[Exercise task]
From the listing below, pull out every line where the string "name" appears.

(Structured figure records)
— BEGIN —

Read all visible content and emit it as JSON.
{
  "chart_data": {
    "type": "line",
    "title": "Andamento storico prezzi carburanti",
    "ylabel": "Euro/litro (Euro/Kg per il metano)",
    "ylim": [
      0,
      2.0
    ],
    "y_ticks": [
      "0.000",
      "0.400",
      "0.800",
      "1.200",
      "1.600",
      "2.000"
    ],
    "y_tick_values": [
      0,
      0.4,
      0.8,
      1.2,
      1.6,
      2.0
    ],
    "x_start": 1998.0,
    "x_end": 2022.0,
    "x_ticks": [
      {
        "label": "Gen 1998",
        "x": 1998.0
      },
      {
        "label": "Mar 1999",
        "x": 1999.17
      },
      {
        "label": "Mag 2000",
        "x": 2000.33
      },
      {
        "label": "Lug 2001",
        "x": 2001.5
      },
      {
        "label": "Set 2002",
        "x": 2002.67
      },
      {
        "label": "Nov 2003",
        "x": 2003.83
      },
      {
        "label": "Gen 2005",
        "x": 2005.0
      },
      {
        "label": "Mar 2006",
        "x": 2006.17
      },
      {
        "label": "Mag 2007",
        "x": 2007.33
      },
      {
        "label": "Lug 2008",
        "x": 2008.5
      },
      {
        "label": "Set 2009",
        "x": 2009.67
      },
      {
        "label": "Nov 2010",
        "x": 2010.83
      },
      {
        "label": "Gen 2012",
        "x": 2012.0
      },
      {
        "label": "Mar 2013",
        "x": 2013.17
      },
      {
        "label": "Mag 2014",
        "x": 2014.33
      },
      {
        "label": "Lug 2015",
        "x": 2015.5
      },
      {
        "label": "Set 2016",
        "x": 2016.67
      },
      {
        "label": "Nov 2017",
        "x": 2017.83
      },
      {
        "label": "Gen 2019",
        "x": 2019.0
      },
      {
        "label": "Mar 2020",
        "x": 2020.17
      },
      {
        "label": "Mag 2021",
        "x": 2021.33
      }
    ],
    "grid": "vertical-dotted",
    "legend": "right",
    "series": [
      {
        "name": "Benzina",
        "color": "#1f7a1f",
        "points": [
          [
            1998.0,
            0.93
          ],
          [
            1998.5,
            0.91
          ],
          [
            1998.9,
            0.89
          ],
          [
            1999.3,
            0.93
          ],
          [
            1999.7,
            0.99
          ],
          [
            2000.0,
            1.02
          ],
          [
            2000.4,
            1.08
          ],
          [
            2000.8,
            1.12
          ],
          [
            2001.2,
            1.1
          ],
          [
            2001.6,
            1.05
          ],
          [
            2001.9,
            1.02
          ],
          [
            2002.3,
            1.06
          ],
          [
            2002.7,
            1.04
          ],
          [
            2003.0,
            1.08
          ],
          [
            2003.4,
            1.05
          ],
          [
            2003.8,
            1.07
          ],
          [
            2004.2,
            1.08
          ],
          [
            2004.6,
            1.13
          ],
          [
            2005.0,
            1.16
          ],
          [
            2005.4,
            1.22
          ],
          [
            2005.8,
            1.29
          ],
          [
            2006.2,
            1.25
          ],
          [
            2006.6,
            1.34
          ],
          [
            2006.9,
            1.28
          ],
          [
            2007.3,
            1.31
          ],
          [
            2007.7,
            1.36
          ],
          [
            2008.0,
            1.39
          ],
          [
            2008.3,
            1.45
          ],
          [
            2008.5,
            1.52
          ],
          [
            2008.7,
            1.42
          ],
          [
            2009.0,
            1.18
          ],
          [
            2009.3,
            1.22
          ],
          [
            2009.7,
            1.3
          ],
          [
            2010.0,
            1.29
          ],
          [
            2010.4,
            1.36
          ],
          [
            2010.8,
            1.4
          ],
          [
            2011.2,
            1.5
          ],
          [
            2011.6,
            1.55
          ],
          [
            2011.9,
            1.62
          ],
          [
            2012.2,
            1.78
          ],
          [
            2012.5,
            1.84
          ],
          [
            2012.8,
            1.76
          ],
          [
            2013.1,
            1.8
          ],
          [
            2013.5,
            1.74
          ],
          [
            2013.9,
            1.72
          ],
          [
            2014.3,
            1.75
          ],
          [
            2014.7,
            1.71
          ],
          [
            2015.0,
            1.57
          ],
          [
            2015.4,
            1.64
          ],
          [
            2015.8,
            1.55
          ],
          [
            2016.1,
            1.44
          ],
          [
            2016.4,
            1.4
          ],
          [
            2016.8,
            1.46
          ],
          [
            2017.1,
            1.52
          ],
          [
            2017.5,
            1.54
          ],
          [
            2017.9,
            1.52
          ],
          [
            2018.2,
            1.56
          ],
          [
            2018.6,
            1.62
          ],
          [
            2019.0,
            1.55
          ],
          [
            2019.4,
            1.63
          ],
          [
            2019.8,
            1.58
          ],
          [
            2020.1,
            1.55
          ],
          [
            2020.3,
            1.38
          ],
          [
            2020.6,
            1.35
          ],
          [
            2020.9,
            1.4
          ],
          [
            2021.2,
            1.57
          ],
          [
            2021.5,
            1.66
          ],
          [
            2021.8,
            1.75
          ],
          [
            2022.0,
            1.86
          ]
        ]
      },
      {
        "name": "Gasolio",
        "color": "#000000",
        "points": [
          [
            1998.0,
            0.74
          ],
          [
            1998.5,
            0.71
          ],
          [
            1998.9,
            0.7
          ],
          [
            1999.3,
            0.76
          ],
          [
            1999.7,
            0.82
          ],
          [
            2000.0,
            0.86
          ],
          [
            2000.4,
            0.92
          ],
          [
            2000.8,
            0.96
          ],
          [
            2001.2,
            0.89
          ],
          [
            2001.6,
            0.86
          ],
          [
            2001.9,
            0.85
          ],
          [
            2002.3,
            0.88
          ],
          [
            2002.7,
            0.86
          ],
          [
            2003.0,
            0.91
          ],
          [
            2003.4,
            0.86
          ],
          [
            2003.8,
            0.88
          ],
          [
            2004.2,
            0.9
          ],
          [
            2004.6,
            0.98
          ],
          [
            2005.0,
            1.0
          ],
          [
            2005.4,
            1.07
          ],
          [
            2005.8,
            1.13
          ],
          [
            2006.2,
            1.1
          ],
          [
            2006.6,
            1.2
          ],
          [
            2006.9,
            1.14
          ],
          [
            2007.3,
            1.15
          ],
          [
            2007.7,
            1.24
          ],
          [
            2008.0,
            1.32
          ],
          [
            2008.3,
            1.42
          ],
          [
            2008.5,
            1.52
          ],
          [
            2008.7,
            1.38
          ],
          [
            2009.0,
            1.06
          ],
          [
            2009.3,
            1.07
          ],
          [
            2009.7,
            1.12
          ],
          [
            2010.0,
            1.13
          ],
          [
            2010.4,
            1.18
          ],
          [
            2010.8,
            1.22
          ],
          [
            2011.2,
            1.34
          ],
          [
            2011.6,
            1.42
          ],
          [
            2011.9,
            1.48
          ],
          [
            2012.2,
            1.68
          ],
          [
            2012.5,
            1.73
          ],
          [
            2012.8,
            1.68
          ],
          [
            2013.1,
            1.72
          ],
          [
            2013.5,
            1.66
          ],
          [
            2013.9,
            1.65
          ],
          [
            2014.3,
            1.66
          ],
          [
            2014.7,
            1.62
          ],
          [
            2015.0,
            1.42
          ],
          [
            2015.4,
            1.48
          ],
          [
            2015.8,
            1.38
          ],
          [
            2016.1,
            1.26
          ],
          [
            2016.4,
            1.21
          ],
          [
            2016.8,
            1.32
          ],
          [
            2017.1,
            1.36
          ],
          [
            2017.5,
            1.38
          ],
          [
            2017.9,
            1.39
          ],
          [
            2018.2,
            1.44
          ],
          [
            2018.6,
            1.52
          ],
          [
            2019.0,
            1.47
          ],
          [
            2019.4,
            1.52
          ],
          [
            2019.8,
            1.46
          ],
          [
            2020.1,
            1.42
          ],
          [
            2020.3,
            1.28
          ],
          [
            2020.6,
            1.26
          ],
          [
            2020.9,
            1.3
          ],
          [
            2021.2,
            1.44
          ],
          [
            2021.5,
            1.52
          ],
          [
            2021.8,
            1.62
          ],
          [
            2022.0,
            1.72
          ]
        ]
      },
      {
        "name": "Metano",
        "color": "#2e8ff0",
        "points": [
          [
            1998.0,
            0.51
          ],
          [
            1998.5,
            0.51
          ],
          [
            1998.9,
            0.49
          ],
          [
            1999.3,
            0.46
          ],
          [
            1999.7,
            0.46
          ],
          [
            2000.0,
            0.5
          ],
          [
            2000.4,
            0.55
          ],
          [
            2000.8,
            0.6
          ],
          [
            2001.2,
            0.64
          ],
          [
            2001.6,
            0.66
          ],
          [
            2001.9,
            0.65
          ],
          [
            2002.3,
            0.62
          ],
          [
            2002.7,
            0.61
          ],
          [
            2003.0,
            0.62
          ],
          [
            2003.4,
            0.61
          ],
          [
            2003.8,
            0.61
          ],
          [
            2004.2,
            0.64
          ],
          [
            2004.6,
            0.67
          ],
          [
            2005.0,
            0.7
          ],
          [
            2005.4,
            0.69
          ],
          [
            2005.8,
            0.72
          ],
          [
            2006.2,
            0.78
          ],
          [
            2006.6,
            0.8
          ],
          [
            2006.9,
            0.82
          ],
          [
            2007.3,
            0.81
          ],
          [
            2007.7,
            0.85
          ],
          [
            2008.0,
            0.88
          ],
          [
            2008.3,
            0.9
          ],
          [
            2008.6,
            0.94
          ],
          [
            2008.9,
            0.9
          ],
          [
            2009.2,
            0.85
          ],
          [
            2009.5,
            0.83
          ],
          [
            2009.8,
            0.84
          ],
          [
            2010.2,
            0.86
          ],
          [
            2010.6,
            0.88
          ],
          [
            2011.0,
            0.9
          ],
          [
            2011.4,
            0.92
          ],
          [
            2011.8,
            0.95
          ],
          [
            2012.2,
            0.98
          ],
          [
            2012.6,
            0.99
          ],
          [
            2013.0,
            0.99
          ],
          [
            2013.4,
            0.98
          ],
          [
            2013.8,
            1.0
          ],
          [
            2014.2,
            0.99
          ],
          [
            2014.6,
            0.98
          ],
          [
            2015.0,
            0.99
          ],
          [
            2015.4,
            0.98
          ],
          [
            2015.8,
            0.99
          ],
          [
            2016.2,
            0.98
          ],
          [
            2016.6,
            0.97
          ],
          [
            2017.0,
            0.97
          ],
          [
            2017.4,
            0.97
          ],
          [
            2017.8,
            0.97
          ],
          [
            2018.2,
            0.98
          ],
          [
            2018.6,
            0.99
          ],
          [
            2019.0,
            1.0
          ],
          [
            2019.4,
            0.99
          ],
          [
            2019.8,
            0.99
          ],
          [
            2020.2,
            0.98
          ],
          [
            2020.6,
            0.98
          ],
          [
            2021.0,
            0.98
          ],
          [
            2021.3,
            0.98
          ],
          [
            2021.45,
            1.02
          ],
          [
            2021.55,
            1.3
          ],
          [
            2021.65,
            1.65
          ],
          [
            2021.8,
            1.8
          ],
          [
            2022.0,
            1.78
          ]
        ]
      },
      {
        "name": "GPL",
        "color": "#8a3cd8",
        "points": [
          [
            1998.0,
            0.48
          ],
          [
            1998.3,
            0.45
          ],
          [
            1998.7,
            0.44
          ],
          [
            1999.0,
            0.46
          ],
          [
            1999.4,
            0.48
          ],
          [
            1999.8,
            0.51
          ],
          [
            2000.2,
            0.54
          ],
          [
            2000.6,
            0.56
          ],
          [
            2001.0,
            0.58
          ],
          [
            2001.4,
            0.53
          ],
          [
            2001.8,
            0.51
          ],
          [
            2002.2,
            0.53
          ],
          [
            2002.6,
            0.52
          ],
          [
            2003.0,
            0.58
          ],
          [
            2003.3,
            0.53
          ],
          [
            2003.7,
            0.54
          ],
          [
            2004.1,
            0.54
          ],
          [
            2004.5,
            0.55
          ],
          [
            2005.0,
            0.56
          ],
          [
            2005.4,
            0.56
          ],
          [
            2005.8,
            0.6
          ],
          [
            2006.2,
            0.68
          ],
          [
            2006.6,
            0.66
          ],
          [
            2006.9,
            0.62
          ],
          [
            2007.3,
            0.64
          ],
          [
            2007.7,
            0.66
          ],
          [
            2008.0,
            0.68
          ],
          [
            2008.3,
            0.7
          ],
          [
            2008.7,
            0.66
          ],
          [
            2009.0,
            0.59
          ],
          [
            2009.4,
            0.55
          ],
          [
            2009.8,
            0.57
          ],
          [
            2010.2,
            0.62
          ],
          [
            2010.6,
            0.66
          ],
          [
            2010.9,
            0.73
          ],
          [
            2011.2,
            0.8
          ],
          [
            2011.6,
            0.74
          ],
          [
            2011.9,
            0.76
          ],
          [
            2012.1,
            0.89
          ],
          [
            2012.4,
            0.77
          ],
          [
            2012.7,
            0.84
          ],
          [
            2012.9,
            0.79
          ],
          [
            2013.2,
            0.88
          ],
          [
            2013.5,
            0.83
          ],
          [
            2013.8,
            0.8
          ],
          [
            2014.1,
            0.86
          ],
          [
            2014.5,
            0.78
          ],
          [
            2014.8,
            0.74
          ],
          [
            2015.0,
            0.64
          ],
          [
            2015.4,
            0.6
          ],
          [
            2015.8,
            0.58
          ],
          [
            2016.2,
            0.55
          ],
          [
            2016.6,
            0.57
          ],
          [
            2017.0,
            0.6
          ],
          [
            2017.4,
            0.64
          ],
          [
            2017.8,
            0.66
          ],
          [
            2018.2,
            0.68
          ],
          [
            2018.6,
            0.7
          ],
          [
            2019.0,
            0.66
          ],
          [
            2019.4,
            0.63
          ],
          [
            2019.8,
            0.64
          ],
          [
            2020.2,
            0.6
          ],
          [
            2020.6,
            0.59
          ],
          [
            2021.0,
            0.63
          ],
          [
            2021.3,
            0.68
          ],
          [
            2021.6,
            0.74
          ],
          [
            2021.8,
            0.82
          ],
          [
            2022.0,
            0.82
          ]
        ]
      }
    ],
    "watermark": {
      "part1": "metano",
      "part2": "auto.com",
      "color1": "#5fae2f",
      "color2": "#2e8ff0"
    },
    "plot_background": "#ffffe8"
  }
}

— END —

[Solution below]
        "name": "Benzina",
        "name": "Gasolio",
        "name": "Metano",
        "name": "GPL",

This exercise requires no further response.